== STATED EXERCISE ==
Of all the lines in the data below, how many contain "with"? Report that number alone.

(Dataset entries)
————
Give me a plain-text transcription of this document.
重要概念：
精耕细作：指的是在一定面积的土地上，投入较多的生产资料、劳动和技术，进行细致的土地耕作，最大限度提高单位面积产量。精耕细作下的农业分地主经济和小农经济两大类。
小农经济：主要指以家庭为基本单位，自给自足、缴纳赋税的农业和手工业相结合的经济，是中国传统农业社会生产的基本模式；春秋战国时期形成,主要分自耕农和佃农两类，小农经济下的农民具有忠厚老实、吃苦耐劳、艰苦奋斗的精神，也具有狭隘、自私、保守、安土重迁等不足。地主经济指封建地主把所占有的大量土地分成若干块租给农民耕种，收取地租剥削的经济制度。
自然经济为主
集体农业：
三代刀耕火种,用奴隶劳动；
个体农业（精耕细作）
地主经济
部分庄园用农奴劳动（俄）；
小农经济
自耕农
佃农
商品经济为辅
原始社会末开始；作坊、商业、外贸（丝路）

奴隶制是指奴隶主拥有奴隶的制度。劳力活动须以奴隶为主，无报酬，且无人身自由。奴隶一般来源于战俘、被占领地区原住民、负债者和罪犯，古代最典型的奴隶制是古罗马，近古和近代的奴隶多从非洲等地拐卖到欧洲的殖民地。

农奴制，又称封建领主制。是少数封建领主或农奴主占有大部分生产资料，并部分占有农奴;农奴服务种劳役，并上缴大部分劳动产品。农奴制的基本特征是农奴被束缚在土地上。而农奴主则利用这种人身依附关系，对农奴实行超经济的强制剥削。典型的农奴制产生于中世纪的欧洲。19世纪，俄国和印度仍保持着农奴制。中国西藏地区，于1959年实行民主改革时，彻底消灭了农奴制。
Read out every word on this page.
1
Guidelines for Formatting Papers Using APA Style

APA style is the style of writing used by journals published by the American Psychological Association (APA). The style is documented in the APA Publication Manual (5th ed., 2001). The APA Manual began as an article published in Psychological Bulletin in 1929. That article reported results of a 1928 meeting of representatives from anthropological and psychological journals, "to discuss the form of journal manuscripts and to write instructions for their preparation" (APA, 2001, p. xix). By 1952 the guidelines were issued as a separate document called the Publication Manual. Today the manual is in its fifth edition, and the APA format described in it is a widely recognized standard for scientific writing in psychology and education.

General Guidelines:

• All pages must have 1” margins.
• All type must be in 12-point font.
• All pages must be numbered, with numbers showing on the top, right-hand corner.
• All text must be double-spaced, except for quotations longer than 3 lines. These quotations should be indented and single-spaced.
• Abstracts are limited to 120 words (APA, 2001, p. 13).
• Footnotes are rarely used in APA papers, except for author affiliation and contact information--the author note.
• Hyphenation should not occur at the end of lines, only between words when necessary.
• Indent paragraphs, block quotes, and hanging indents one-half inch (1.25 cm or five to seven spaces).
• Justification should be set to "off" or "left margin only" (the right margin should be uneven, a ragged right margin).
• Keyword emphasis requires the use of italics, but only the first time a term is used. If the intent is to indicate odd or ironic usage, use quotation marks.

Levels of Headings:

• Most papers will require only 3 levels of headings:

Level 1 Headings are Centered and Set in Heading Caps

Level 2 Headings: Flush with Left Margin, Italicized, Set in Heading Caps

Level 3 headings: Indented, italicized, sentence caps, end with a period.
————
== WRITTEN RESPONSE ==
3